[Spatial layout data]
↓
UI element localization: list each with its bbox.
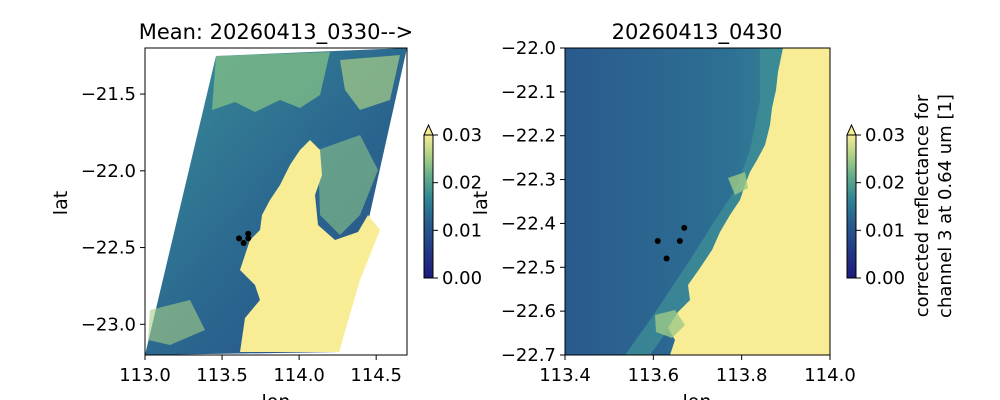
left-point-marker	[245, 230, 252, 237]
right-colorbar-tick-label: 0.01	[865, 220, 905, 241]
left-y-tick-label: −23.0	[81, 314, 136, 335]
right-y-tick-label: −22.5	[501, 257, 556, 278]
right-colorbar-tick-label: 0.00	[865, 268, 905, 289]
left-y-tick-label: −22.0	[81, 161, 136, 182]
left-point-marker	[236, 235, 243, 242]
left-cloud-patch	[318, 135, 378, 235]
left-cloud-patch	[212, 52, 330, 112]
left-cloud-patch	[148, 300, 205, 345]
right-x-tick-label: 113.6	[628, 365, 680, 386]
right-y-tick-label: −22.0	[501, 38, 556, 59]
right-point-marker	[681, 224, 688, 231]
left-points	[236, 230, 252, 246]
left-y-tick-label: −22.5	[81, 238, 136, 259]
right-x-ticks: 113.4 113.6 113.8 114.0	[539, 355, 856, 386]
left-land	[240, 140, 380, 352]
right-y-tick-label: −22.3	[501, 170, 556, 191]
left-map-image	[145, 48, 407, 355]
right-y-label: lat	[470, 191, 492, 215]
left-colorbar: 0.00 0.01 0.02 0.03	[423, 123, 482, 289]
right-colorbar-fill	[846, 134, 857, 279]
right-panel: 20260413_0430 113.4 113.6 113.8 114.0 −22.0…	[470, 20, 956, 400]
right-y-tick-label: −22.6	[501, 301, 556, 322]
left-point-marker	[245, 235, 252, 242]
right-point-marker	[676, 237, 683, 244]
right-land	[668, 48, 830, 355]
right-point-marker	[654, 237, 661, 244]
left-x-ticks: 113.0 113.5 114.0 114.5	[119, 355, 402, 386]
right-coastal-band	[625, 48, 790, 355]
left-x-tick-label: 113.5	[196, 365, 248, 386]
right-map-image	[565, 48, 830, 355]
right-y-tick-label: −22.2	[501, 126, 556, 147]
right-x-tick-label: 114.0	[804, 365, 856, 386]
right-colorbar: 0.00 0.01 0.02 0.03 corrected reflectance f…	[846, 94, 956, 318]
left-point-marker	[240, 239, 247, 246]
right-colorbar-label-line1: corrected reflectance for	[912, 94, 933, 317]
left-x-tick-label: 113.0	[119, 365, 171, 386]
left-cloud-patch	[340, 55, 400, 110]
left-axes-frame	[144, 47, 408, 356]
right-cloud-patch	[655, 310, 685, 338]
left-colorbar-tick-label: 0.00	[442, 268, 482, 289]
right-cloud-patch	[728, 172, 748, 195]
left-y-label: lat	[50, 191, 72, 215]
right-x-label: lon	[683, 391, 712, 400]
right-points	[654, 224, 688, 262]
left-title: Mean: 20260413_0330-->	[139, 20, 414, 45]
right-colorbar-extend-arrow	[846, 123, 857, 136]
left-colorbar-tick-label: 0.03	[442, 125, 482, 146]
left-x-tick-label: 114.5	[350, 365, 402, 386]
right-y-tick-label: −22.1	[501, 82, 556, 103]
right-x-tick-label: 113.4	[539, 365, 591, 386]
right-y-ticks: −22.0 −22.1 −22.2 −22.3 −22.4 −22.5 −22.6 −22.7	[501, 38, 565, 366]
left-x-tick-label: 114.0	[273, 365, 325, 386]
left-colorbar-fill	[423, 134, 434, 279]
left-colorbar-extend-arrow	[423, 123, 434, 136]
right-y-tick-label: −22.7	[501, 345, 556, 366]
right-colorbar-ticks: 0.00 0.01 0.02 0.03	[856, 125, 905, 289]
left-panel: Mean: 20260413_0330--> 113.0 113.5 114.0 11…	[50, 20, 482, 400]
right-colorbar-tick-label: 0.02	[865, 173, 905, 194]
left-x-label: lon	[262, 391, 291, 400]
right-x-tick-label: 113.8	[716, 365, 768, 386]
left-y-tick-label: −21.5	[81, 84, 136, 105]
left-colorbar-tick-label: 0.02	[442, 173, 482, 194]
right-point-marker	[663, 255, 670, 262]
right-colorbar-tick-label: 0.03	[865, 125, 905, 146]
right-title: 20260413_0430	[612, 20, 783, 45]
right-y-tick-label: −22.4	[501, 213, 556, 234]
right-axes-frame	[564, 47, 831, 356]
left-y-ticks: −21.5 −22.0 −22.5 −23.0	[81, 84, 145, 335]
left-colorbar-tick-label: 0.01	[442, 220, 482, 241]
left-colorbar-ticks: 0.00 0.01 0.02 0.03	[433, 125, 482, 289]
right-colorbar-label-line2: channel 3 at 0.64 um [1]	[935, 94, 956, 318]
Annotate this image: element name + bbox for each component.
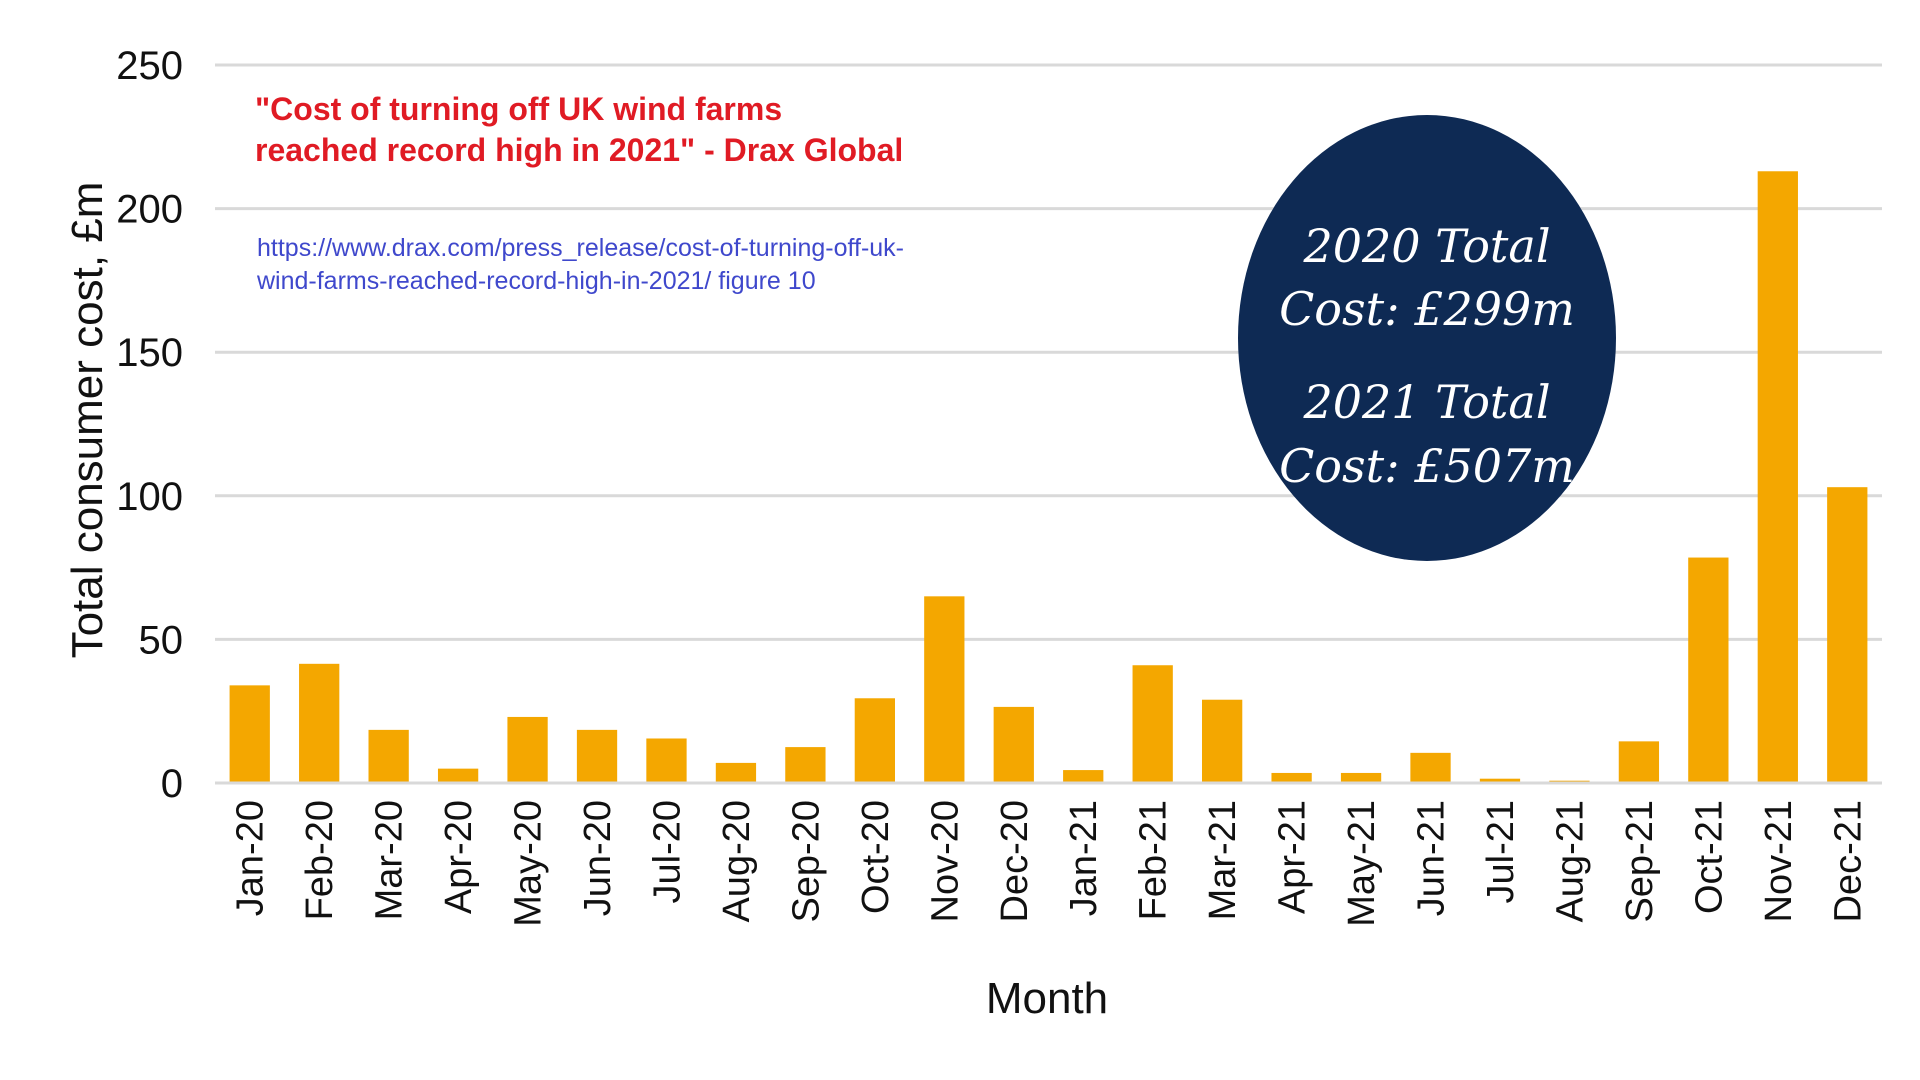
total-2020-line-2: Cost: £299m — [1279, 282, 1575, 336]
bar-jul-21 — [1479, 778, 1521, 783]
totals-callout: 2020 Total Cost: £299m 2021 Total Cost: … — [1238, 115, 1616, 561]
x-tick-label: Mar-20 — [369, 800, 411, 920]
total-2021-line-1: 2021 Total — [1302, 375, 1550, 429]
x-axis-ticks: Jan-20 Feb-20 Mar-20 Apr-20 May-20 Jun-20 Jul-… — [215, 781, 1882, 927]
x-tick-label: Dec-20 — [994, 800, 1036, 923]
bar-oct-21 — [1688, 557, 1729, 783]
x-tick-label: Feb-21 — [1133, 800, 1175, 920]
source-url-line-2: wind-farms-reached-record-high-in-2021/ … — [256, 267, 816, 295]
x-tick-label: Apr-21 — [1272, 800, 1314, 914]
bar-jul-20 — [646, 738, 687, 783]
gridlines — [215, 63, 1882, 785]
x-tick-label: Mar-21 — [1202, 800, 1244, 920]
y-tick-label: 50 — [139, 618, 184, 662]
x-tick-label: Apr-20 — [438, 800, 480, 914]
x-axis-title: Month — [986, 974, 1108, 1023]
bar-sep-21 — [1618, 741, 1660, 783]
bar-mar-21 — [1202, 699, 1243, 783]
bar-feb-20 — [299, 663, 340, 783]
bar-jun-20 — [576, 729, 618, 783]
x-tick-label: Jan-20 — [230, 800, 272, 916]
bar-may-20 — [507, 716, 548, 783]
bar-apr-21 — [1271, 772, 1312, 783]
bar-apr-20 — [437, 768, 479, 783]
bar-dec-21 — [1827, 487, 1868, 783]
bar-jan-21 — [1063, 770, 1104, 783]
x-tick-label: Jun-20 — [577, 800, 619, 916]
headline-annotation: "Cost of turning off UK wind farms reach… — [255, 91, 903, 168]
x-tick-label: Sep-20 — [785, 800, 827, 923]
source-url-line-1: https://www.drax.com/press_release/cost-… — [257, 234, 904, 262]
x-tick-label: May-21 — [1341, 800, 1383, 927]
headline-line-1: "Cost of turning off UK wind farms — [255, 91, 782, 127]
bar-mar-20 — [368, 729, 409, 783]
y-tick-label: 100 — [116, 475, 183, 519]
y-tick-label: 0 — [161, 762, 183, 806]
x-tick-label: Sep-21 — [1619, 800, 1661, 923]
x-tick-label: Jan-21 — [1063, 800, 1105, 916]
bar-jan-20 — [229, 685, 270, 783]
source-annotation: https://www.drax.com/press_release/cost-… — [256, 234, 904, 295]
bar-may-21 — [1340, 772, 1382, 783]
x-tick-label: Nov-21 — [1758, 800, 1800, 923]
totals-ellipse — [1238, 115, 1616, 561]
bars — [229, 171, 1868, 783]
x-tick-label: Aug-21 — [1549, 800, 1591, 923]
y-tick-label: 200 — [116, 188, 183, 232]
x-tick-label: Dec-21 — [1827, 800, 1869, 923]
bar-jun-21 — [1410, 752, 1451, 783]
x-tick-label: Aug-20 — [716, 800, 758, 923]
bar-nov-21 — [1757, 171, 1798, 783]
bar-dec-20 — [993, 706, 1034, 783]
total-2020-line-1: 2020 Total — [1302, 219, 1550, 273]
bar-nov-20 — [924, 596, 965, 783]
x-tick-label: Jun-21 — [1411, 800, 1453, 916]
x-tick-label: Oct-20 — [855, 800, 897, 914]
bar-feb-21 — [1132, 665, 1173, 783]
y-tick-label: 250 — [116, 44, 183, 88]
x-tick-label: Feb-20 — [299, 800, 341, 920]
bar-oct-20 — [854, 698, 895, 783]
x-tick-label: Jul-21 — [1480, 800, 1522, 904]
bar-sep-20 — [785, 747, 826, 783]
x-tick-label: Oct-21 — [1688, 800, 1730, 914]
x-tick-label: Jul-20 — [646, 800, 688, 904]
y-tick-label: 150 — [116, 331, 183, 375]
y-axis-ticks: 0 50 100 150 200 250 — [116, 44, 183, 806]
total-2021-line-2: Cost: £507m — [1279, 439, 1575, 493]
x-tick-label: May-20 — [508, 800, 550, 927]
headline-line-2: reached record high in 2021" - Drax Glob… — [255, 132, 903, 168]
bar-aug-20 — [715, 762, 757, 783]
y-axis-title: Total consumer cost, £m — [63, 182, 112, 659]
x-tick-label: Nov-20 — [924, 800, 966, 923]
↑
Task requirements:
Reproduce the stretch of lines from the one containing "total-2020-line-2: Cost: £299m" through the one containing "total-2021-line-1: 2021 Total", both ends included.

Solution to the exercise:
total-2020-line-2: Cost: £299m — [1279, 282, 1575, 336]
bar-jul-21 — [1479, 778, 1521, 783]
totals-callout: 2020 Total Cost: £299m 2021 Total Cost: … — [1238, 115, 1616, 561]
x-tick-label: Mar-20 — [369, 800, 411, 920]
total-2021-line-1: 2021 Total — [1302, 375, 1550, 429]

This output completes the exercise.